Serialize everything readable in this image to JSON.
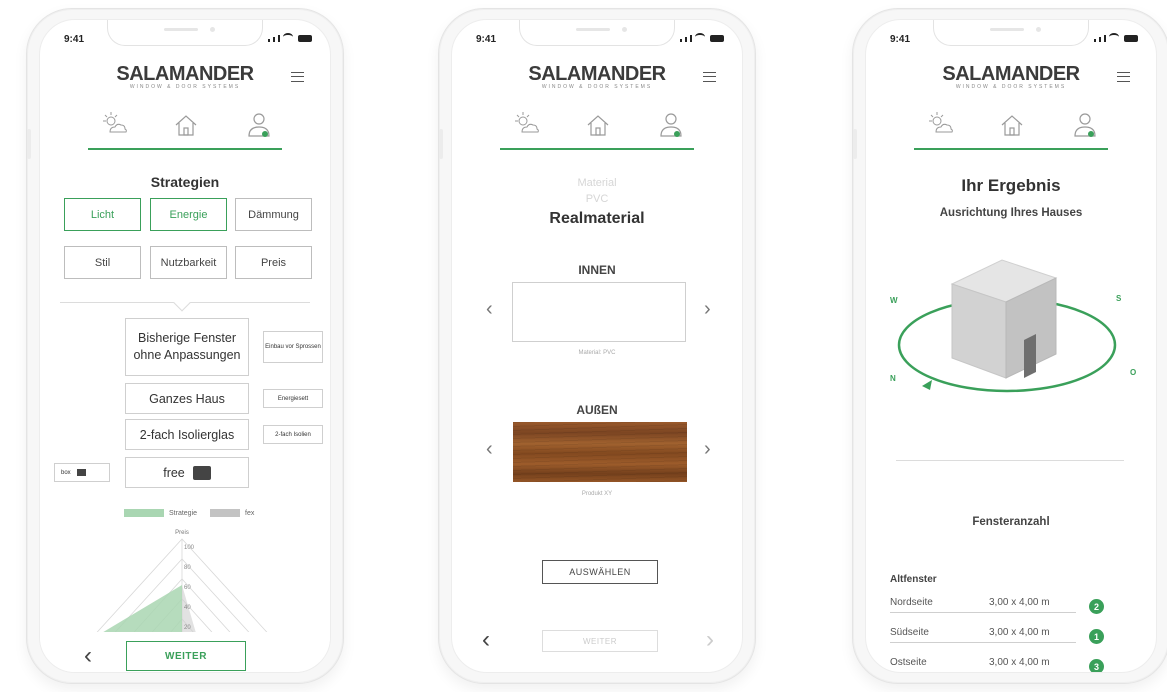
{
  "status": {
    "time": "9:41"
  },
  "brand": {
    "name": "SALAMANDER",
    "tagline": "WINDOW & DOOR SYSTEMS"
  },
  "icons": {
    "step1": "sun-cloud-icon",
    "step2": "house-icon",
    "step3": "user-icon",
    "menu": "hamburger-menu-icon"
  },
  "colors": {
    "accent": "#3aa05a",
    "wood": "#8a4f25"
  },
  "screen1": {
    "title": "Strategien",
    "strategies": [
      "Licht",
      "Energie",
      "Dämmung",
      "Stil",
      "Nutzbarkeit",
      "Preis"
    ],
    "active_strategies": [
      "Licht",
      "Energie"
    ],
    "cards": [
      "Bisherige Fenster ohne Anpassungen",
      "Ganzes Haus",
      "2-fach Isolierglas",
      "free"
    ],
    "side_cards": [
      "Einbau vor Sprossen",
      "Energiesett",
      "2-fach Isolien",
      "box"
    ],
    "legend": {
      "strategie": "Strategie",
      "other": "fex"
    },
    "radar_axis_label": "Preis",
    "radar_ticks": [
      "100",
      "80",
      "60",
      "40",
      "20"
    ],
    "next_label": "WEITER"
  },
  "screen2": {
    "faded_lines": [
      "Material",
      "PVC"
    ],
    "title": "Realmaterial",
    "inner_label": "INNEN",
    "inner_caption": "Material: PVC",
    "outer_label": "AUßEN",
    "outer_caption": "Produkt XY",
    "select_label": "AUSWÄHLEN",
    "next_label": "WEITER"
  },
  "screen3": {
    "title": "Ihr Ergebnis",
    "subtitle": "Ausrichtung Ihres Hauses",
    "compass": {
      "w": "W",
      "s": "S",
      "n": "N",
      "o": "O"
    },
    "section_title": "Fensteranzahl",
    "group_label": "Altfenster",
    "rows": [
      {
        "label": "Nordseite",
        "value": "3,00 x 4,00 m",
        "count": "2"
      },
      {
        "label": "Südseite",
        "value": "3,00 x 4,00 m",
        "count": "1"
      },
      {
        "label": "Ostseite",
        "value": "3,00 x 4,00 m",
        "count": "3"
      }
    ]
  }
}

==

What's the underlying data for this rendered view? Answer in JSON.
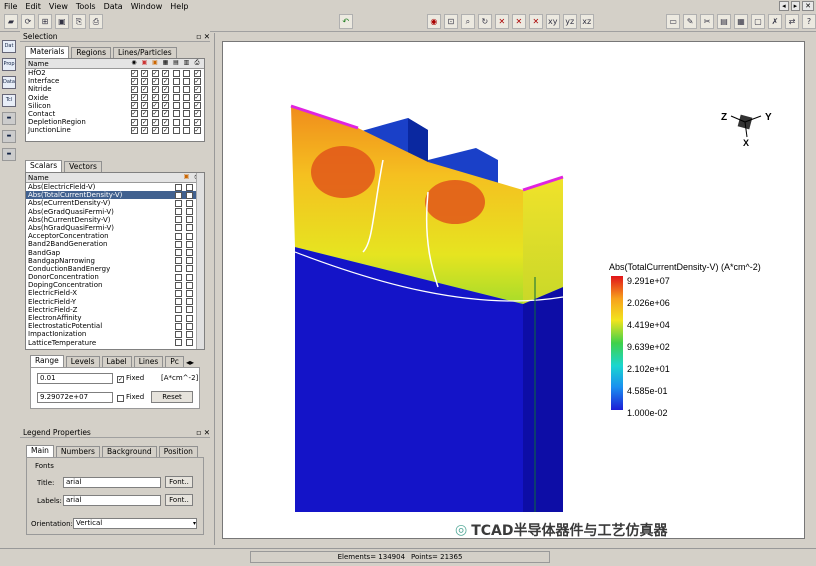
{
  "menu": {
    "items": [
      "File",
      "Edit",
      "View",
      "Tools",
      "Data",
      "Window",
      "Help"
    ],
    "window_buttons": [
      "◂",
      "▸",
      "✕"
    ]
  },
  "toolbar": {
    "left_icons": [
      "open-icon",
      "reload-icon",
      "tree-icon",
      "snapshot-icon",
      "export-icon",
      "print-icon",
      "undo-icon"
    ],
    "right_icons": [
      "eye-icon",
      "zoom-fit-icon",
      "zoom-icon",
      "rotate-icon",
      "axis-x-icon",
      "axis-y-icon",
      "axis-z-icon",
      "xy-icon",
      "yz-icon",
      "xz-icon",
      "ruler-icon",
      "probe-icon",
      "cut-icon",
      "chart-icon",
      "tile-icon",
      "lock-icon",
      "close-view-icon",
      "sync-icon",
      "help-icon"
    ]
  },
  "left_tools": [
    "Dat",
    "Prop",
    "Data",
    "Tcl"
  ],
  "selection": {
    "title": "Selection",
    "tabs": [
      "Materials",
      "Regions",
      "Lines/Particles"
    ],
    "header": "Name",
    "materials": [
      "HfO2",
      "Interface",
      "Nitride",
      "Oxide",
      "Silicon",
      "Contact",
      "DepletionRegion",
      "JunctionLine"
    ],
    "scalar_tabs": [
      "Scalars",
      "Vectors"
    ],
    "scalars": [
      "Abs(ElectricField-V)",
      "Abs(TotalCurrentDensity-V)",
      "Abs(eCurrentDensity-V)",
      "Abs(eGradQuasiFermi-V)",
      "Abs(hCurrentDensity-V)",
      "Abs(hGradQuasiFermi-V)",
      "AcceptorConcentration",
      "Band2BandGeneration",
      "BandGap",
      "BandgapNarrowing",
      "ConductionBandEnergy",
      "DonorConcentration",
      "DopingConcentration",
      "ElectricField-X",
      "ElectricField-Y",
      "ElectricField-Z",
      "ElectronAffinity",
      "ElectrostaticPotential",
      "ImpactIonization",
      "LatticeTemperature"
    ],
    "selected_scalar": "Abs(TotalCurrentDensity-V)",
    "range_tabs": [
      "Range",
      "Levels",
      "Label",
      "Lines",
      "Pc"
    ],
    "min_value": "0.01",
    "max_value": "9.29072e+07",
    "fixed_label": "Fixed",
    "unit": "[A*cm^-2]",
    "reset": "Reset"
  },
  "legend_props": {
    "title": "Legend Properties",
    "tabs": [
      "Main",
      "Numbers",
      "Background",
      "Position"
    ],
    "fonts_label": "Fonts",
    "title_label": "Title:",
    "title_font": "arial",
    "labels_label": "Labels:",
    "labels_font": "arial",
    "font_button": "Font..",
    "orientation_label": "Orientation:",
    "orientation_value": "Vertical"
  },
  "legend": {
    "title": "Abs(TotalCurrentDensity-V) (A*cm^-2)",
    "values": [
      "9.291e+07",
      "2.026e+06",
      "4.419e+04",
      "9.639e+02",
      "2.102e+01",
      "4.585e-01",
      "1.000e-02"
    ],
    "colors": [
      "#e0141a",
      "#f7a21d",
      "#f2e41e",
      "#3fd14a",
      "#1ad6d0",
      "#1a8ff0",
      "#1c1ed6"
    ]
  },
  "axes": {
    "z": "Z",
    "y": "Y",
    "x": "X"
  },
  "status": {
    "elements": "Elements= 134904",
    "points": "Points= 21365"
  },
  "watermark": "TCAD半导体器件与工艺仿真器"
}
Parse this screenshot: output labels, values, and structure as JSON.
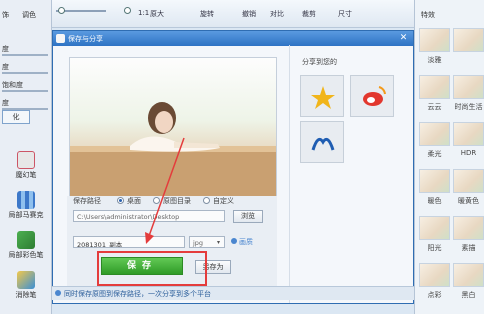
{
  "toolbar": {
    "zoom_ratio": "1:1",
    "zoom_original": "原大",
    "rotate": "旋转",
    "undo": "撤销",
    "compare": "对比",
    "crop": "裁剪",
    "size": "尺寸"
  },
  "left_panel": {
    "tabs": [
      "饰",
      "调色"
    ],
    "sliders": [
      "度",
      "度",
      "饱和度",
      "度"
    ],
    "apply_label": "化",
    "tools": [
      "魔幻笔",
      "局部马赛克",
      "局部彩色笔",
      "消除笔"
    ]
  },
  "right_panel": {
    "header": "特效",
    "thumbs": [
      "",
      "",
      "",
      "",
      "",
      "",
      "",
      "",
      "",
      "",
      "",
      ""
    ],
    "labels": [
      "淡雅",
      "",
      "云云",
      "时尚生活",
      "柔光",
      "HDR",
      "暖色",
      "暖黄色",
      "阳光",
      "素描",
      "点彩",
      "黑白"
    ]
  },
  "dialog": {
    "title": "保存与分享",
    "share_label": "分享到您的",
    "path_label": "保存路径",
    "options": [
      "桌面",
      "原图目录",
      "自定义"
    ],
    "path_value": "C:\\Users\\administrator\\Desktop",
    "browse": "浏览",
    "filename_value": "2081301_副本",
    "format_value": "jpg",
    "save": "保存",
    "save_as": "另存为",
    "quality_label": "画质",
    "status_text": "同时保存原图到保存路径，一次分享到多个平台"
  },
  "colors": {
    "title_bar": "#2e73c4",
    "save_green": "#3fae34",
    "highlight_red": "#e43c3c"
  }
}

* * *

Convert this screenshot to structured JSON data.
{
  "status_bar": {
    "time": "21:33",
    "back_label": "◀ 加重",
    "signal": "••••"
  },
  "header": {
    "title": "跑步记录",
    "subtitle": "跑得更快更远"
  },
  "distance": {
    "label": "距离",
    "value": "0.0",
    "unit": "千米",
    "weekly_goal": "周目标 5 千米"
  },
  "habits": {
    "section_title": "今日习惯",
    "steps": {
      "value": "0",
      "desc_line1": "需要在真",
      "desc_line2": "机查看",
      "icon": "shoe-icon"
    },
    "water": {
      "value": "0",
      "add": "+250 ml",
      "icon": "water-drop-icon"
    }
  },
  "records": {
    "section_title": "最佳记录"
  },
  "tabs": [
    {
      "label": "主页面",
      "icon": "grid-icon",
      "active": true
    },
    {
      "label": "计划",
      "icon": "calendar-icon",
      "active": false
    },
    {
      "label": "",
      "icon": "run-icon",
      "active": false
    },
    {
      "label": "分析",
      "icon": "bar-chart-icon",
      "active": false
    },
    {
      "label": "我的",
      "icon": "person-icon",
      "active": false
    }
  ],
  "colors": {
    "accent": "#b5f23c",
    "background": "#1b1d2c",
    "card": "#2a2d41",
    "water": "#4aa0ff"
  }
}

#### [Task description]
Look for the word "this" in every line of the listing and copy the lines that have it.

#### [Answer]
Serialize everything readable in this image to JSON.
What's the underlying data for this rendered view? Answer in JSON.
Parse this screenshot: output labels, values, and structure as JSON.
Convert this screenshot to structured JSON data.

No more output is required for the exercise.